Dataset rows about figures
========================================================================

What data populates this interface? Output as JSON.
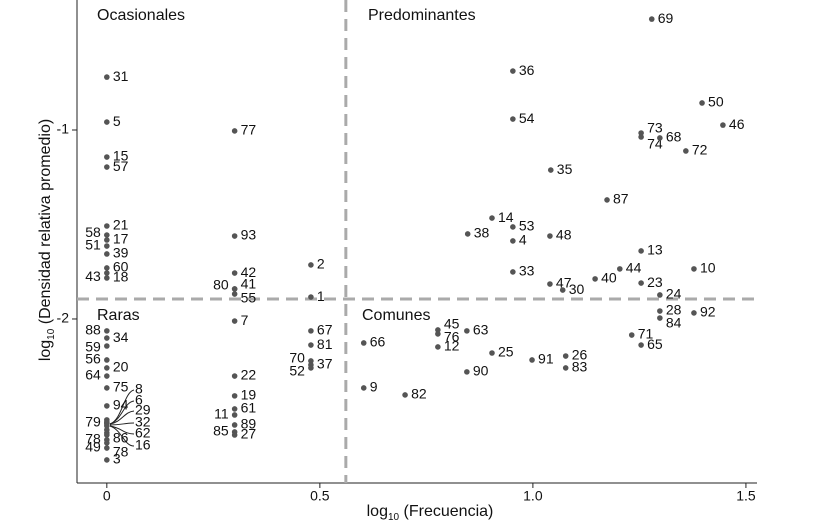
{
  "chart_data": {
    "type": "scatter",
    "x_label": {
      "base": "log",
      "sub": "10",
      "text": " (Frecuencia)"
    },
    "y_label": {
      "base": "log",
      "sub": "10",
      "text": " (Densidad relativa promedio)"
    },
    "quadrants": [
      "Ocasionales",
      "Predominantes",
      "Raras",
      "Comunes"
    ],
    "thresholds": {
      "x": 0.561,
      "y": -1.894
    },
    "xlim": [
      -0.07,
      1.526
    ],
    "ylim": [
      -2.868,
      -0.312
    ],
    "xticks": [
      0,
      0.5,
      {
        "value": 1,
        "label": "1.0"
      },
      1.5
    ],
    "yticks": [
      -1,
      -2
    ],
    "color": "#555555",
    "labels": [
      "69",
      "36",
      "50",
      "46",
      "73",
      "74",
      "68",
      "72",
      "54",
      "35",
      "87",
      "14",
      "53",
      "38",
      "4",
      "48",
      "13",
      "10",
      "33",
      "44",
      "40",
      "47",
      "30",
      "23",
      "24",
      "28",
      "84",
      "92",
      "71",
      "65",
      "45",
      "76",
      "63",
      "12",
      "66",
      "25",
      "91",
      "26",
      "83",
      "90",
      "9",
      "82",
      "2",
      "1",
      "67",
      "81",
      "70",
      "37",
      "52",
      "77",
      "93",
      "42",
      "80",
      "41",
      "55",
      "7",
      "22",
      "19",
      "61",
      "11",
      "89",
      "85",
      "27",
      "31",
      "5",
      "15",
      "57",
      "21",
      "58",
      "17",
      "51",
      "39",
      "60",
      "43",
      "18",
      "88",
      "34",
      "59",
      "56",
      "20",
      "64",
      "75",
      "94",
      "8",
      "6",
      "29",
      "32",
      "79",
      "86",
      "62",
      "16",
      "78",
      "78",
      "49",
      "3"
    ],
    "x": [
      1.279,
      0.953,
      1.397,
      1.446,
      1.254,
      1.254,
      1.298,
      1.359,
      0.953,
      1.042,
      1.174,
      0.904,
      0.953,
      0.847,
      0.953,
      1.04,
      1.254,
      1.378,
      0.953,
      1.204,
      1.146,
      1.04,
      1.07,
      1.254,
      1.298,
      1.298,
      1.298,
      1.378,
      1.232,
      1.254,
      0.777,
      0.777,
      0.845,
      0.777,
      0.603,
      0.904,
      0.998,
      1.077,
      1.077,
      0.845,
      0.603,
      0.7,
      0.479,
      0.479,
      0.479,
      0.479,
      0.479,
      0.479,
      0.479,
      0.3,
      0.3,
      0.3,
      0.3,
      0.3,
      0.3,
      0.3,
      0.3,
      0.3,
      0.3,
      0.3,
      0.3,
      0.3,
      0.3,
      0,
      0,
      0,
      0,
      0,
      0,
      0,
      0,
      0,
      0,
      0,
      0,
      0,
      0,
      0,
      0,
      0,
      0,
      0,
      0,
      0,
      0,
      0,
      0,
      0,
      0,
      0,
      0,
      0,
      0,
      0,
      0
    ],
    "y": [
      -0.413,
      -0.688,
      -0.857,
      -0.974,
      -1.016,
      -1.037,
      -1.042,
      -1.111,
      -0.942,
      -1.212,
      -1.37,
      -1.466,
      -1.513,
      -1.55,
      -1.587,
      -1.561,
      -1.64,
      -1.735,
      -1.751,
      -1.735,
      -1.788,
      -1.815,
      -1.847,
      -1.81,
      -1.873,
      -1.958,
      -1.995,
      -1.968,
      -2.085,
      -2.138,
      -2.058,
      -2.079,
      -2.063,
      -2.148,
      -2.127,
      -2.18,
      -2.217,
      -2.196,
      -2.259,
      -2.28,
      -2.365,
      -2.402,
      -1.714,
      -1.884,
      -2.063,
      -2.138,
      -2.222,
      -2.243,
      -2.259,
      -1.005,
      -1.561,
      -1.757,
      -1.841,
      -1.841,
      -1.868,
      -2.011,
      -2.302,
      -2.407,
      -2.476,
      -2.508,
      -2.561,
      -2.598,
      -2.614,
      -0.72,
      -0.958,
      -1.143,
      -1.196,
      -1.508,
      -1.556,
      -1.582,
      -1.614,
      -1.656,
      -1.73,
      -1.757,
      -1.783,
      -2.063,
      -2.101,
      -2.143,
      -2.217,
      -2.259,
      -2.302,
      -2.365,
      -2.46,
      -2.534,
      -2.545,
      -2.555,
      -2.566,
      -2.55,
      -2.603,
      -2.587,
      -2.614,
      -2.64,
      -2.656,
      -2.683,
      -2.746
    ]
  }
}
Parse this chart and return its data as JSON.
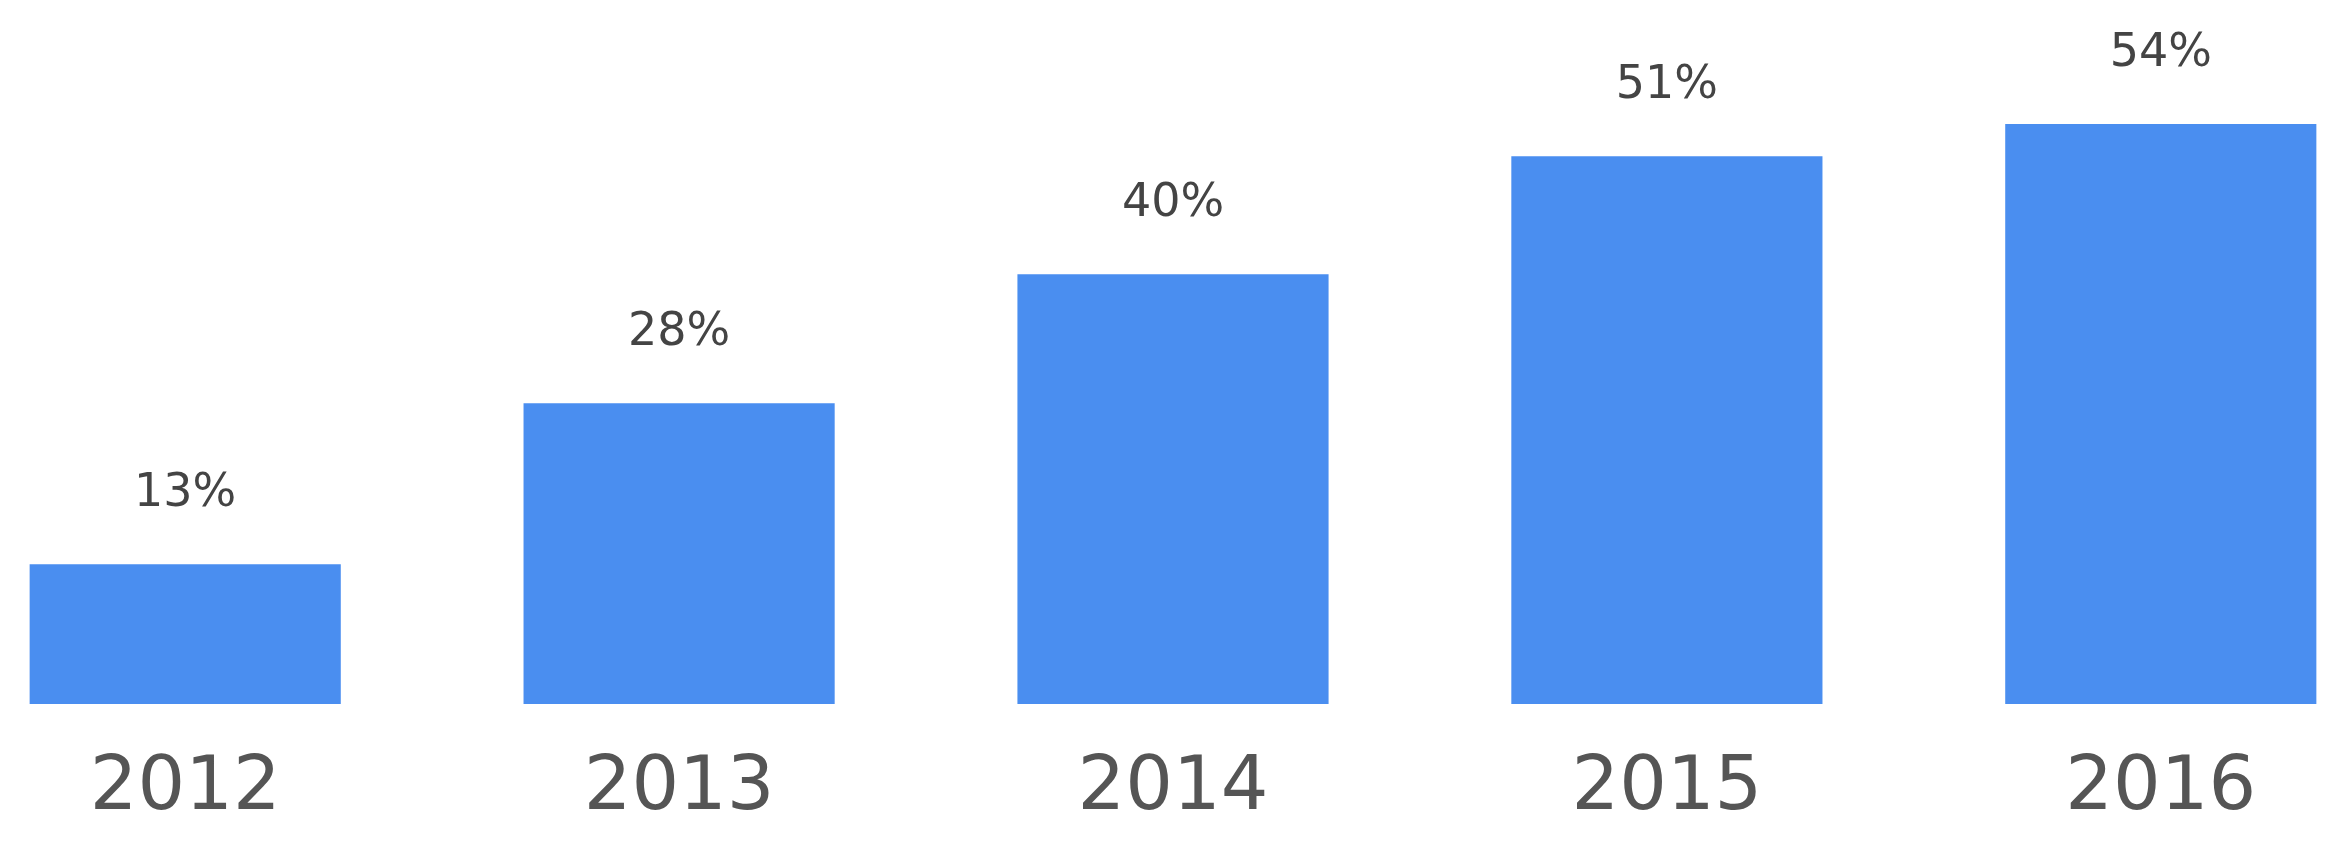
{
  "chart_data": {
    "type": "bar",
    "categories": [
      "2012",
      "2013",
      "2014",
      "2015",
      "2016"
    ],
    "values": [
      13,
      28,
      40,
      51,
      54
    ],
    "value_labels": [
      "13%",
      "28%",
      "40%",
      "51%",
      "54%"
    ],
    "color": "#4a8ef0"
  }
}
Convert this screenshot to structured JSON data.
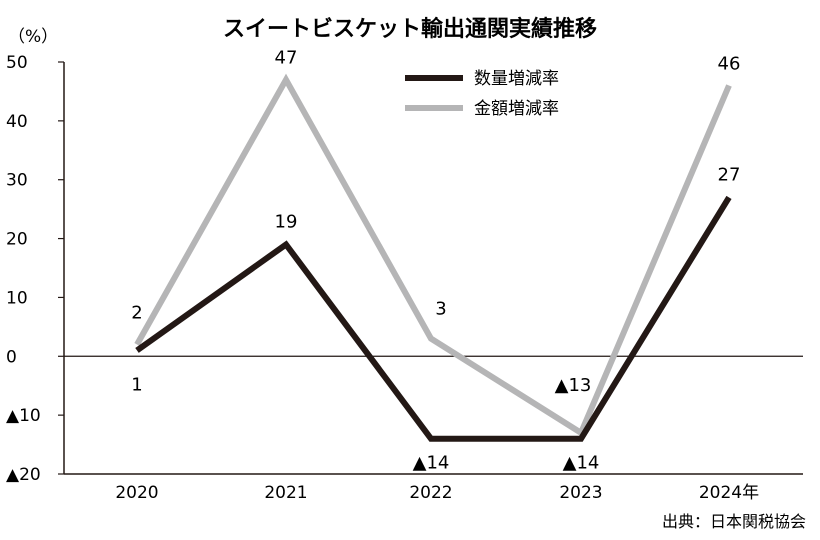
{
  "chart_data": {
    "type": "line",
    "title": "スイートビスケット輸出通関実績推移",
    "ylabel": "（%）",
    "xlabel": "",
    "source": "出典：日本関税協会",
    "categories": [
      "2020",
      "2021",
      "2022",
      "2023",
      "2024年"
    ],
    "ylim": [
      -20,
      50
    ],
    "yticks": [
      {
        "value": 50,
        "label": "50"
      },
      {
        "value": 40,
        "label": "40"
      },
      {
        "value": 30,
        "label": "30"
      },
      {
        "value": 20,
        "label": "20"
      },
      {
        "value": 10,
        "label": "10"
      },
      {
        "value": 0,
        "label": "0"
      },
      {
        "value": -10,
        "label": "▲10"
      },
      {
        "value": -20,
        "label": "▲20"
      }
    ],
    "grid": false,
    "legend_position": "top-center",
    "series": [
      {
        "name": "数量増減率",
        "color": "#231815",
        "values": [
          1,
          19,
          -14,
          -14,
          27
        ],
        "labels": [
          "1",
          "19",
          "▲14",
          "▲14",
          "27"
        ]
      },
      {
        "name": "金額増減率",
        "color": "#b5b5b6",
        "values": [
          2,
          47,
          3,
          -13,
          46
        ],
        "labels": [
          "2",
          "47",
          "3",
          "▲13",
          "46"
        ]
      }
    ]
  }
}
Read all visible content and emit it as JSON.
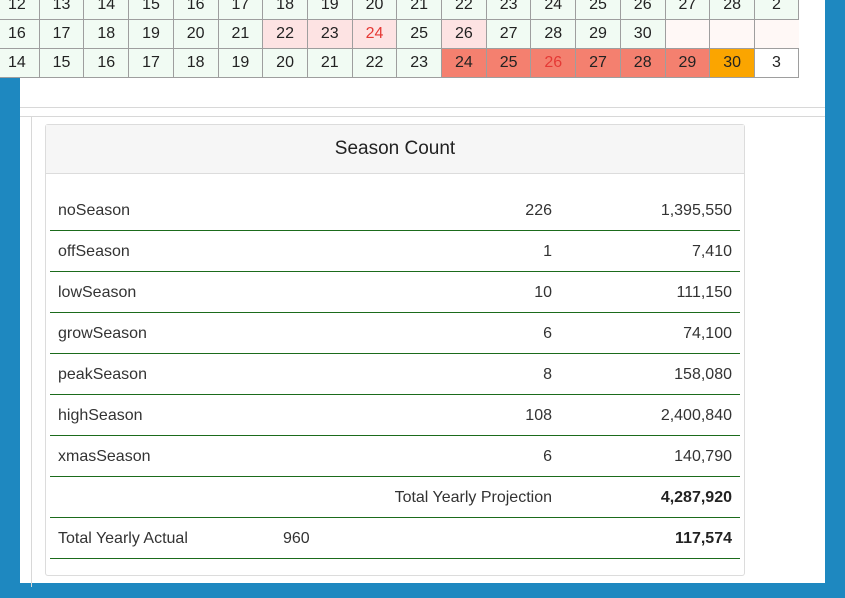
{
  "calendar": {
    "rows": [
      [
        {
          "v": "12"
        },
        {
          "v": "13"
        },
        {
          "v": "14"
        },
        {
          "v": "15"
        },
        {
          "v": "16"
        },
        {
          "v": "17"
        },
        {
          "v": "18"
        },
        {
          "v": "19"
        },
        {
          "v": "20"
        },
        {
          "v": "21"
        },
        {
          "v": "22"
        },
        {
          "v": "23"
        },
        {
          "v": "24"
        },
        {
          "v": "25"
        },
        {
          "v": "26"
        },
        {
          "v": "27"
        },
        {
          "v": "28"
        },
        {
          "v": "2"
        }
      ],
      [
        {
          "v": "16"
        },
        {
          "v": "17"
        },
        {
          "v": "18"
        },
        {
          "v": "19"
        },
        {
          "v": "20"
        },
        {
          "v": "21"
        },
        {
          "v": "22",
          "s": "pink"
        },
        {
          "v": "23",
          "s": "pink"
        },
        {
          "v": "24",
          "s": "pink txt-red"
        },
        {
          "v": "25"
        },
        {
          "v": "26",
          "s": "pink"
        },
        {
          "v": "27"
        },
        {
          "v": "28"
        },
        {
          "v": "29"
        },
        {
          "v": "30"
        },
        {
          "v": "",
          "s": "empty"
        },
        {
          "v": "",
          "s": "empty"
        },
        {
          "v": "",
          "s": "empty"
        }
      ],
      [
        {
          "v": "14"
        },
        {
          "v": "15"
        },
        {
          "v": "16"
        },
        {
          "v": "17"
        },
        {
          "v": "18"
        },
        {
          "v": "19"
        },
        {
          "v": "20"
        },
        {
          "v": "21"
        },
        {
          "v": "22"
        },
        {
          "v": "23"
        },
        {
          "v": "24",
          "s": "red"
        },
        {
          "v": "25",
          "s": "red"
        },
        {
          "v": "26",
          "s": "red txt-red"
        },
        {
          "v": "27",
          "s": "red"
        },
        {
          "v": "28",
          "s": "red"
        },
        {
          "v": "29",
          "s": "red"
        },
        {
          "v": "30",
          "s": "orange"
        },
        {
          "v": "3",
          "s": "blank"
        }
      ]
    ]
  },
  "season_count": {
    "title": "Season Count",
    "seasons": [
      {
        "name": "noSeason",
        "count": "226",
        "amount": "1,395,550"
      },
      {
        "name": "offSeason",
        "count": "1",
        "amount": "7,410"
      },
      {
        "name": "lowSeason",
        "count": "10",
        "amount": "111,150"
      },
      {
        "name": "growSeason",
        "count": "6",
        "amount": "74,100"
      },
      {
        "name": "peakSeason",
        "count": "8",
        "amount": "158,080"
      },
      {
        "name": "highSeason",
        "count": "108",
        "amount": "2,400,840"
      },
      {
        "name": "xmasSeason",
        "count": "6",
        "amount": "140,790"
      }
    ],
    "projection_label": "Total Yearly Projection",
    "projection_total": "4,287,920",
    "actual_label": "Total Yearly Actual",
    "actual_count": "960",
    "actual_total": "117,574"
  },
  "colors": {
    "background": "#1e88c0",
    "row_divider": "#1b6b1b",
    "highlight_pink": "#fde3e3",
    "highlight_red": "#f4806f",
    "highlight_orange": "#fba500"
  }
}
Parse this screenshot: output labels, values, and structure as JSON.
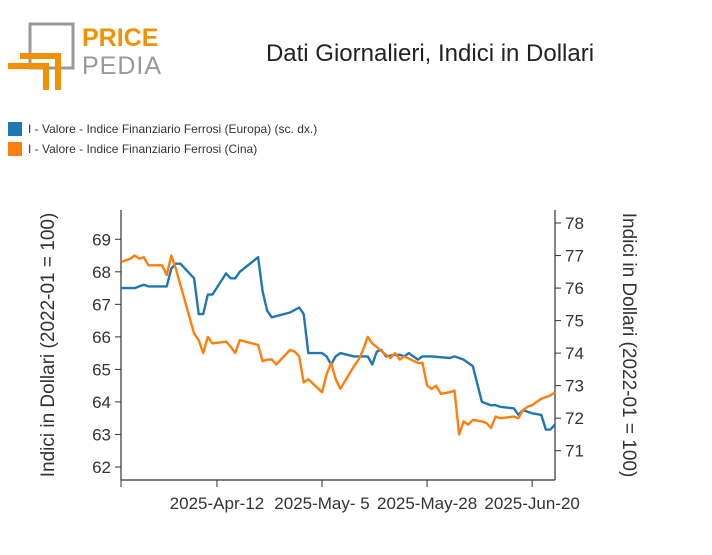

========================================================================

Objective: Count every line of the material above that holds the string "this", then state only the total.

Exercise output: 4